• [Task to carry out]: Before answering, work out how many lines below contain the string "complex"; the reply is that number alone.

(Collected data)
※

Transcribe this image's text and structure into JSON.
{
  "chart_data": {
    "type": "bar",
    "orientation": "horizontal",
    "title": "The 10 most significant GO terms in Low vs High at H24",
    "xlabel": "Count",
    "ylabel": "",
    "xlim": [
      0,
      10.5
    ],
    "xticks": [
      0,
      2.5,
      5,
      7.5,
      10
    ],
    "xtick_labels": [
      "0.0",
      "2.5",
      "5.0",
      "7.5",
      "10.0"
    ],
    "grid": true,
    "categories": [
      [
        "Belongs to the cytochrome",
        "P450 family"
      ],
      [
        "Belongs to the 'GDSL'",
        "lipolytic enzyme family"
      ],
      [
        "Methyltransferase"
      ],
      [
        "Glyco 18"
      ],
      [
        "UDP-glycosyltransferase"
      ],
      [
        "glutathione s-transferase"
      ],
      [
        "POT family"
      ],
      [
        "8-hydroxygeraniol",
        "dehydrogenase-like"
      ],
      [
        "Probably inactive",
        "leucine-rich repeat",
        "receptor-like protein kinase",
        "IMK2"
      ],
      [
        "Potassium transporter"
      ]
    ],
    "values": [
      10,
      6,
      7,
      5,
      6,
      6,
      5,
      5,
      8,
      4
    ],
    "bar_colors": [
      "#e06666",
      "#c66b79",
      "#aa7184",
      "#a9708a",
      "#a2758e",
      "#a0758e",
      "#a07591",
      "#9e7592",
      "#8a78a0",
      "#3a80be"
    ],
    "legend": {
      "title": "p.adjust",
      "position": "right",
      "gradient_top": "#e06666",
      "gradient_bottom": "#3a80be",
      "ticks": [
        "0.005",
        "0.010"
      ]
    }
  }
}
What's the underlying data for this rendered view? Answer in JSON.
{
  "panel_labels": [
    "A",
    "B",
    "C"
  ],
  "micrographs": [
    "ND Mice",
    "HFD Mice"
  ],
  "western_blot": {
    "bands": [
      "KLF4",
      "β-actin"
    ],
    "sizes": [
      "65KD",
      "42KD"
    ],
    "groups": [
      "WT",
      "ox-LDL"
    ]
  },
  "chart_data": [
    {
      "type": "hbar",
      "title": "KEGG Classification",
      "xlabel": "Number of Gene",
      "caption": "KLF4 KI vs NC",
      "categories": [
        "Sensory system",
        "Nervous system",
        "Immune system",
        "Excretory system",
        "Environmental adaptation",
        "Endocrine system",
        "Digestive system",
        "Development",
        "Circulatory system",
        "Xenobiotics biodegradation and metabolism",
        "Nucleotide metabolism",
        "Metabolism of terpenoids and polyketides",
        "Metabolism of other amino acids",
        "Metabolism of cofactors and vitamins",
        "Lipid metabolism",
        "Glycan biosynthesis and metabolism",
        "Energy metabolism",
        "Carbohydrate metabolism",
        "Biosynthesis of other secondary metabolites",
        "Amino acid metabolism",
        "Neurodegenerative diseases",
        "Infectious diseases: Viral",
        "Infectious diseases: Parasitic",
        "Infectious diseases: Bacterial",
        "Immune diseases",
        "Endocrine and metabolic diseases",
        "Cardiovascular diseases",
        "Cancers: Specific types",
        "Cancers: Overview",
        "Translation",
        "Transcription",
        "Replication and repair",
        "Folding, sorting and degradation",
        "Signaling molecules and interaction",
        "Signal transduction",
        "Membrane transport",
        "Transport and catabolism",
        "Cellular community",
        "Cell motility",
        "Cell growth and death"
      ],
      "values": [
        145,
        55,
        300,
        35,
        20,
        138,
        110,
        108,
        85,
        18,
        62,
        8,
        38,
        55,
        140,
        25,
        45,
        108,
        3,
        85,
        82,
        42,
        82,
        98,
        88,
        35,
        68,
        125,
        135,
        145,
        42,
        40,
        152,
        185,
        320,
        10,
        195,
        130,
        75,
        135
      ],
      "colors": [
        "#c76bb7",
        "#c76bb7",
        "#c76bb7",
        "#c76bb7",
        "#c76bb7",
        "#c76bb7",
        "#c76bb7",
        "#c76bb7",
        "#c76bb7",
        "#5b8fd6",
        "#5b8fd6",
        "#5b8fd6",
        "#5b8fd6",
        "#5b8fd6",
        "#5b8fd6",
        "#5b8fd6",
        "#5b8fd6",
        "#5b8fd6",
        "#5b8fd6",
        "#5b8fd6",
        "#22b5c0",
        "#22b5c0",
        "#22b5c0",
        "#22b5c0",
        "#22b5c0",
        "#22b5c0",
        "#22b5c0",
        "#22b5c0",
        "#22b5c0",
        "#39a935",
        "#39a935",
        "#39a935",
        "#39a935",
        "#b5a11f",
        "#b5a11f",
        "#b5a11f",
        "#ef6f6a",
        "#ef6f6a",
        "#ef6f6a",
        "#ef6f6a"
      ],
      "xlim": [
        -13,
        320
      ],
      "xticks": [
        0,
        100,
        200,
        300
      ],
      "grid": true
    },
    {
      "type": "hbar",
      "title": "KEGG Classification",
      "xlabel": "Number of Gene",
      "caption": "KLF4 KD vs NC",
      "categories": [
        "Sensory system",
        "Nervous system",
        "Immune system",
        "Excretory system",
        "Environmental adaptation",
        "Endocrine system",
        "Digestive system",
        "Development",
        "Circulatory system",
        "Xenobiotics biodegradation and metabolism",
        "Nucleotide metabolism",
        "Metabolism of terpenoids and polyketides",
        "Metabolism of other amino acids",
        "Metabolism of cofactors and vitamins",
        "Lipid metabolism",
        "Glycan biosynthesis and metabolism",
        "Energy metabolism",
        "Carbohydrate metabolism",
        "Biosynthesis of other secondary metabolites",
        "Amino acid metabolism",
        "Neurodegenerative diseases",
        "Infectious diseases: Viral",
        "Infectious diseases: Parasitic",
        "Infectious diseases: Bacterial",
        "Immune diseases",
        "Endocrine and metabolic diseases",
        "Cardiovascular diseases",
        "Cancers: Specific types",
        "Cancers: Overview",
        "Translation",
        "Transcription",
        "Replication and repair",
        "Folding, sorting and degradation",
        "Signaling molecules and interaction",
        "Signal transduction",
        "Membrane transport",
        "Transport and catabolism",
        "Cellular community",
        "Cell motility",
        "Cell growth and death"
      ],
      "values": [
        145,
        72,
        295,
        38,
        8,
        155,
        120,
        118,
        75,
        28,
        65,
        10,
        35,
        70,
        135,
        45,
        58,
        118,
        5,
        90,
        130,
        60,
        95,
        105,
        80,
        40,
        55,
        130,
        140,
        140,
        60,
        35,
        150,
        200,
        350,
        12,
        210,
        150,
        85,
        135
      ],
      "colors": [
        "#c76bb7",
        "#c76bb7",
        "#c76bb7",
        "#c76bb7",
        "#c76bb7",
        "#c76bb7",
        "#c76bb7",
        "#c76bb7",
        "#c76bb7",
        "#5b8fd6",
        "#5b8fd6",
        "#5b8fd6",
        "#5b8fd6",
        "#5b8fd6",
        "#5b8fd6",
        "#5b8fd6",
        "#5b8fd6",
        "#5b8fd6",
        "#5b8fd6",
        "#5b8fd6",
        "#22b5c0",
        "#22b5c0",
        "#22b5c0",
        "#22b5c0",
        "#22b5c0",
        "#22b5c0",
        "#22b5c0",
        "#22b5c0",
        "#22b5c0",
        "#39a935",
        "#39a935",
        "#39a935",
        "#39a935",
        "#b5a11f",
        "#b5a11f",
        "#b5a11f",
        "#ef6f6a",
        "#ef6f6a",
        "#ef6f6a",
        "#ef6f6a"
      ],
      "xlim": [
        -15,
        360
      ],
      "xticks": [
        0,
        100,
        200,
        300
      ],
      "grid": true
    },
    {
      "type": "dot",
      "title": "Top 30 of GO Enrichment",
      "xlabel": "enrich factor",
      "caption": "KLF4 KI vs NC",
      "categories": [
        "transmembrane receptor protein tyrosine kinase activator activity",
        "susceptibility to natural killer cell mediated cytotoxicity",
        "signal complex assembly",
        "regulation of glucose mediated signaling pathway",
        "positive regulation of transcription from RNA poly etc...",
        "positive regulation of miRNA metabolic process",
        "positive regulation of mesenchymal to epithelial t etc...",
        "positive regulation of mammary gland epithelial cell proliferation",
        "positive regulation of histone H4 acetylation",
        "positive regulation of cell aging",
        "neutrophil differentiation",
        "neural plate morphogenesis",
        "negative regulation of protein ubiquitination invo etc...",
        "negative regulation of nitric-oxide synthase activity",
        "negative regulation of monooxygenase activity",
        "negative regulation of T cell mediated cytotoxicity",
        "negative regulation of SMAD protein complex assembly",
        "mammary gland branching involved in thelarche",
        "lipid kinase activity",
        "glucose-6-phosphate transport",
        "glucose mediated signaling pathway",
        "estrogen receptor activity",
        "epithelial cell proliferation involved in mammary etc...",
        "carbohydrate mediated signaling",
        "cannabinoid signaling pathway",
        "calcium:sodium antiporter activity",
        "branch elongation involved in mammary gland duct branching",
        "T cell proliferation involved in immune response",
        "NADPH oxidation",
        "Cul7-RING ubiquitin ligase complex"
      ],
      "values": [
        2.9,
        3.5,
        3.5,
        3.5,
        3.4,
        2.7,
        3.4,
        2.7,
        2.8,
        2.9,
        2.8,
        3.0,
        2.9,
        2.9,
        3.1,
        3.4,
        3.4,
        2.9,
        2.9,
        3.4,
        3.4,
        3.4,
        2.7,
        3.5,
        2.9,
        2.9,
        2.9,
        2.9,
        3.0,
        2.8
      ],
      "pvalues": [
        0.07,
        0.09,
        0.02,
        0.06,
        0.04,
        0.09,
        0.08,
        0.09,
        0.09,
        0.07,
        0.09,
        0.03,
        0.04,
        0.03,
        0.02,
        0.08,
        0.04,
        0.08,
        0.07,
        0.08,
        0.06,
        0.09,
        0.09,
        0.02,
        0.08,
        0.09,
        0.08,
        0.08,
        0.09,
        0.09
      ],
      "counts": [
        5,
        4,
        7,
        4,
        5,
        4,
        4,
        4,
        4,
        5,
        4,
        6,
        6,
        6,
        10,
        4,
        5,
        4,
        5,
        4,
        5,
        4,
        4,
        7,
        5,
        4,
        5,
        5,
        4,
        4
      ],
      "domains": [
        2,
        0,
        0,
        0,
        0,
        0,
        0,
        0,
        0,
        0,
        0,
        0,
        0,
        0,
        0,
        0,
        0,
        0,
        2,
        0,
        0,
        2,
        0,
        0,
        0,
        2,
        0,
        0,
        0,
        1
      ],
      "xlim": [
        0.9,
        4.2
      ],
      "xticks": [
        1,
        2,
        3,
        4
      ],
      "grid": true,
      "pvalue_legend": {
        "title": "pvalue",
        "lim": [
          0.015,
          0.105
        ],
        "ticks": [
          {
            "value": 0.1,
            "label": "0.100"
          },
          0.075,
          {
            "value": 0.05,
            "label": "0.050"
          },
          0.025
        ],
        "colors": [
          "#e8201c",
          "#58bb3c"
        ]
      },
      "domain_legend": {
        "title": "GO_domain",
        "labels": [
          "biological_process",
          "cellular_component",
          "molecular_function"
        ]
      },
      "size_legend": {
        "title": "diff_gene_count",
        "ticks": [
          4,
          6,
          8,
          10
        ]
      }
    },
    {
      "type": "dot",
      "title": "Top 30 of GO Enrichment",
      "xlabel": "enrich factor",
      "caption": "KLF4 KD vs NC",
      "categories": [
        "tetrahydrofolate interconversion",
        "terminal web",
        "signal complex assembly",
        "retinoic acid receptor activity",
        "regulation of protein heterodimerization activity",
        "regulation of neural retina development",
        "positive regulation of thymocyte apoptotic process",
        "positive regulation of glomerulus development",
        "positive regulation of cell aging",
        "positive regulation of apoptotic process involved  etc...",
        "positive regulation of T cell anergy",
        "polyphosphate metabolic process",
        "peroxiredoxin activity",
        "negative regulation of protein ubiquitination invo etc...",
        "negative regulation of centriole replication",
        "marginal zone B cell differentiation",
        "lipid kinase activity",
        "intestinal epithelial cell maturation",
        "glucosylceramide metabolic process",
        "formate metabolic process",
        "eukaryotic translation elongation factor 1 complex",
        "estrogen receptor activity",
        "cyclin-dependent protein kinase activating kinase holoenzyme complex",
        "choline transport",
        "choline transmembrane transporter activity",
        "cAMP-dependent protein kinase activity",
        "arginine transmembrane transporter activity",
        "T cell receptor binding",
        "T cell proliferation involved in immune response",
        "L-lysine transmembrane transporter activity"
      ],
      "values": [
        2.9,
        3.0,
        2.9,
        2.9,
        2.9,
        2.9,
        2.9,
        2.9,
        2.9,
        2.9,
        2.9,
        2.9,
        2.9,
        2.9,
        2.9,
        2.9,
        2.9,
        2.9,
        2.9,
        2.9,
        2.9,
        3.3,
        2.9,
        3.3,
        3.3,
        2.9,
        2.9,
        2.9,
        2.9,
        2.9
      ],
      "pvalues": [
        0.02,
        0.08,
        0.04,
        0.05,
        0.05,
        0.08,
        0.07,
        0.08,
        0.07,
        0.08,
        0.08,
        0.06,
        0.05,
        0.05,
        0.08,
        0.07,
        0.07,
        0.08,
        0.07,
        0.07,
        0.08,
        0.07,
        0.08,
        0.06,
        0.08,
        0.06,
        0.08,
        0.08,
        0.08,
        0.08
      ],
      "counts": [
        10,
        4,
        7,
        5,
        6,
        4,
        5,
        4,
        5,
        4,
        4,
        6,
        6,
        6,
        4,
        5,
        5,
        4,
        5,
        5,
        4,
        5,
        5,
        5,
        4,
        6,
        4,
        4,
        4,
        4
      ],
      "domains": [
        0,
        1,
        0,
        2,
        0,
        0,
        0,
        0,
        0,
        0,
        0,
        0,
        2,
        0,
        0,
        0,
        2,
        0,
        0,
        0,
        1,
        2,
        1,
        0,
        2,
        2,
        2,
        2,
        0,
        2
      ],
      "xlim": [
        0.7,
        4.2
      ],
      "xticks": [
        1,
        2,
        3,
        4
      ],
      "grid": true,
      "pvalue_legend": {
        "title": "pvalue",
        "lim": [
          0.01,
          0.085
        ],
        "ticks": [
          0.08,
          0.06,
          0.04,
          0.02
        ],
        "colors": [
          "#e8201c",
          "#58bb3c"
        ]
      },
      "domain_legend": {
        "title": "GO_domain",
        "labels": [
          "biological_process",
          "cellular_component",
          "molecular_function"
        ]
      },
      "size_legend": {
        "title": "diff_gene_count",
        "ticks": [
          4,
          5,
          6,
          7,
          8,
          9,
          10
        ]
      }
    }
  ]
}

※

• [Reply]: 6